[Kurzaufgabe A] Gib den Abschnitt der Zeilen weiter unten wortgetreu wieder: vom Anfang der Zeilen bis einschließlich der Zeile mit "604, 1368, 634]".

[Vorliegender Text]
# Planung Bachlauf/Bodenfilter



## Sven87 (14. Sep. 2008)

Habe mich schon über den Bau eines bachlaufen informiert... wollte meine Idee mal vorstellen und von euch auf Fehler prüfen lassen.

Der Bachlauf soll 3m x 1,5m werden und  und 0,6m Tief.
Die Durchströmung will ich durch Lärchen oder Eichenbretter erzielen (was ist besser?) Ich werde sie so anordnen das das Wasser den Filter in einer Schlängellinie durchlaufen muss. Einmal von links nach recht und von oben nach unten. Den Aufbau habbe ich mir wie folgt vorgestellt:
15cm Blähton(grob); 15cm Filterlava etwas feiner , 15cm feines Kies, 15cm Wasser (Beplanzung ist noch in Planung aber über Vorschläge bin ich nicht böse ;-) ) Was haltet hier von dem Aufbau? Über genaue Sieblinien bin ich mir auch nochnicht im klaren.

Freue mich auf eure Kritik^^

MFG Sven


----------



## Annett (15. Sep. 2008)

*AW: Planung Bachlauf*

Hallo Sven,

ich frage mich gerade, willst Du nun einen Bachlauf bauen, wie Du immer  wieder schreibst, oder eher einen bewachsenen Bodenfilter? 

Gib mal "Bodenfilter" in die Suchfunktion (oben gelb) ein und schau Dir die entsprechenden Beiträge an. 

Gibts evtl. eine Skizze von Deinem Projekt? Wieviel Gefälle hat der "Bachlauf"?


----------



## Sven87 (15. Sep. 2008)

*AW: Planung Bachlauf*

Ok die bezeichnung Bachlauf ist nicht richtig - bewachsener Bodenfilter trifft eher zu!

Danke^^


----------



## Wuzzel (15. Sep. 2008)

[Kurzaufgabe B] Welche Tiefe soll der geplante Bachlauf laut dem Forumsthread haben?

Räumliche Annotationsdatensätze
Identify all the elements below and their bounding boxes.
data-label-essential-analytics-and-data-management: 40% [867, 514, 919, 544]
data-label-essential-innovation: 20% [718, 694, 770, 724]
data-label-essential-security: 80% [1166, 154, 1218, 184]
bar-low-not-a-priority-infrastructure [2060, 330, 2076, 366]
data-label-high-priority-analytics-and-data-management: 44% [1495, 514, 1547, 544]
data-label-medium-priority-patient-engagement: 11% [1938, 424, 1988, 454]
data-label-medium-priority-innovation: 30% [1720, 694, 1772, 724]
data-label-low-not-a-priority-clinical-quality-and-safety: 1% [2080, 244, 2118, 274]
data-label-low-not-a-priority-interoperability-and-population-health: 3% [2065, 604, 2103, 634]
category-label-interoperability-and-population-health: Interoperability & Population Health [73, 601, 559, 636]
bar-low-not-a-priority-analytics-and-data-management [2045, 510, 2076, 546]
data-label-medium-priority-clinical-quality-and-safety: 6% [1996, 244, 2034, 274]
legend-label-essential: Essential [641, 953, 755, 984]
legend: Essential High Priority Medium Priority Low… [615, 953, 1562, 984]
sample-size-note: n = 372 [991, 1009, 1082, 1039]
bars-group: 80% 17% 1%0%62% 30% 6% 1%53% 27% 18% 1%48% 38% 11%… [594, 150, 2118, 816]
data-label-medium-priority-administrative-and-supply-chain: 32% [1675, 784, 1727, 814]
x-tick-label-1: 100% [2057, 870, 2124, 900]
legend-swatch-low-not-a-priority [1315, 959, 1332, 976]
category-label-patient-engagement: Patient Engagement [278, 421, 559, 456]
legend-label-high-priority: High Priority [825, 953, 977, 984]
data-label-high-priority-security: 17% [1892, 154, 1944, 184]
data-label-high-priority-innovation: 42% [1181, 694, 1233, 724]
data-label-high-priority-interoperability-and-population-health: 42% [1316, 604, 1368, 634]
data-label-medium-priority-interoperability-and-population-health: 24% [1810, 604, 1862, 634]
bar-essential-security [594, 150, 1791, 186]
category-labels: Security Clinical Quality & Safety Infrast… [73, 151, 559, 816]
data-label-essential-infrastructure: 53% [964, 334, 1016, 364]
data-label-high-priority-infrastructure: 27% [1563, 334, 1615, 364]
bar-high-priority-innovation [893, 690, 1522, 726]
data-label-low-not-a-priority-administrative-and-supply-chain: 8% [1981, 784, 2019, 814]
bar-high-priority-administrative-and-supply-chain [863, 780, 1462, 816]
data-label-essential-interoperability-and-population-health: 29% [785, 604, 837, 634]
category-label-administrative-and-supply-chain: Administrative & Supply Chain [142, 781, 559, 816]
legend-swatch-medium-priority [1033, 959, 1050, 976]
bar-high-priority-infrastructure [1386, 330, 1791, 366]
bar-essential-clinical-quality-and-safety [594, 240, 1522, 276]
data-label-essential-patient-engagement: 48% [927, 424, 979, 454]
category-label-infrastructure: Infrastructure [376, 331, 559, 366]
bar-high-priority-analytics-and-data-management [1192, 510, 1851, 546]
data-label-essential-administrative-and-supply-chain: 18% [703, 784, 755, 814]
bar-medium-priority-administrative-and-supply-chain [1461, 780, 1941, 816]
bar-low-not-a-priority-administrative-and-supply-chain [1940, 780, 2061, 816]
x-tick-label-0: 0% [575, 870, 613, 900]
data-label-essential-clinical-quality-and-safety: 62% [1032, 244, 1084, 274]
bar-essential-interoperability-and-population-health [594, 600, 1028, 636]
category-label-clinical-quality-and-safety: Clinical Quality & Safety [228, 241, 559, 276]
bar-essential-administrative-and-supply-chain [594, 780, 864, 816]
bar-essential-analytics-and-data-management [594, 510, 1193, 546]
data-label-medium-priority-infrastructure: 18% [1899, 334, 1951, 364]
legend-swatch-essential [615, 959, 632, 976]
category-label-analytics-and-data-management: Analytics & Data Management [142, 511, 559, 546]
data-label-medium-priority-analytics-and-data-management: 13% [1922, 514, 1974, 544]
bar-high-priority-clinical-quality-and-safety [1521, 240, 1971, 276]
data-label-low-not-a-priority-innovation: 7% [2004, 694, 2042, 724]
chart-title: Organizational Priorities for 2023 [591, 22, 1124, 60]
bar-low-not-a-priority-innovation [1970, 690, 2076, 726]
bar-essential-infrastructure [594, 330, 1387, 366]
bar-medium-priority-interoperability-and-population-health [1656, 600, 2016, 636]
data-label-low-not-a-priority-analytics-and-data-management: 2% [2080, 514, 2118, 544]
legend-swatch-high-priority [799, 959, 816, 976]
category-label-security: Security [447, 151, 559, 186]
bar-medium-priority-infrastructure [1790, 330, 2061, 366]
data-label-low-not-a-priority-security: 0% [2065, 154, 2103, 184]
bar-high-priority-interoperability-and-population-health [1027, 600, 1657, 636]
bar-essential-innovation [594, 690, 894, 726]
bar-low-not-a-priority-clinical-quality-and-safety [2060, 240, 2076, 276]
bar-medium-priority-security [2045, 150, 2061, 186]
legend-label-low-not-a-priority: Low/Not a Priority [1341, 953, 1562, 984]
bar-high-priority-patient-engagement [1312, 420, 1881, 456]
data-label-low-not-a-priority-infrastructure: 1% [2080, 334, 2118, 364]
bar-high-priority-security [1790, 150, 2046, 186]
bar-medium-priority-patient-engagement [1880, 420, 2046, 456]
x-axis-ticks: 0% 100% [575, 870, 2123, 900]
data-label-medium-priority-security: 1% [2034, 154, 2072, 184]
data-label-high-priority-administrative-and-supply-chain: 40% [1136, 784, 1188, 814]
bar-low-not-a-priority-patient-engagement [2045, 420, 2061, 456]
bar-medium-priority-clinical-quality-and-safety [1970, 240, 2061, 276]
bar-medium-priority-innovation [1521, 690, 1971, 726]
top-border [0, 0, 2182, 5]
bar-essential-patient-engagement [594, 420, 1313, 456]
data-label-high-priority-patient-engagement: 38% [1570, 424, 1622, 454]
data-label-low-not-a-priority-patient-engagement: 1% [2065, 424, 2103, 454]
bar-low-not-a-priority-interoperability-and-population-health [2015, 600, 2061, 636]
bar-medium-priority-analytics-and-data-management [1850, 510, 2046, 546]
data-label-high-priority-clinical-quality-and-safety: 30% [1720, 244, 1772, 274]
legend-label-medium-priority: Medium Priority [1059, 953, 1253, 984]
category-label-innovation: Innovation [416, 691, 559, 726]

[Übungsergebnis A]
Identify all the elements below and their bounding boxes.
data-label-essential-analytics-and-data-management: 40% [867, 514, 919, 544]
data-label-essential-innovation: 20% [718, 694, 770, 724]
data-label-essential-security: 80% [1166, 154, 1218, 184]
bar-low-not-a-priority-infrastructure [2060, 330, 2076, 366]
data-label-high-priority-analytics-and-data-management: 44% [1495, 514, 1547, 544]
data-label-medium-priority-patient-engagement: 11% [1938, 424, 1988, 454]
data-label-medium-priority-innovation: 30% [1720, 694, 1772, 724]
data-label-low-not-a-priority-clinical-quality-and-safety: 1% [2080, 244, 2118, 274]
data-label-low-not-a-priority-interoperability-and-population-health: 3% [2065, 604, 2103, 634]
category-label-interoperability-and-population-health: Interoperability & Population Health [73, 601, 559, 636]
bar-low-not-a-priority-analytics-and-data-management [2045, 510, 2076, 546]
data-label-medium-priority-clinical-quality-and-safety: 6% [1996, 244, 2034, 274]
legend-label-essential: Essential [641, 953, 755, 984]
legend: Essential High Priority Medium Priority Low… [615, 953, 1562, 984]
sample-size-note: n = 372 [991, 1009, 1082, 1039]
bars-group: 80% 17% 1%0%62% 30% 6% 1%53% 27% 18% 1%48% 38% 11%… [594, 150, 2118, 816]
data-label-medium-priority-administrative-and-supply-chain: 32% [1675, 784, 1727, 814]
x-tick-label-1: 100% [2057, 870, 2124, 900]
legend-swatch-low-not-a-priority [1315, 959, 1332, 976]
category-label-patient-engagement: Patient Engagement [278, 421, 559, 456]
legend-label-high-priority: High Priority [825, 953, 977, 984]
data-label-high-priority-security: 17% [1892, 154, 1944, 184]
data-label-high-priority-innovation: 42% [1181, 694, 1233, 724]
data-label-high-priority-interoperability-and-population-health: 42% [1316, 604, 1368, 634]

[Übungsergebnis B] 0,6 m.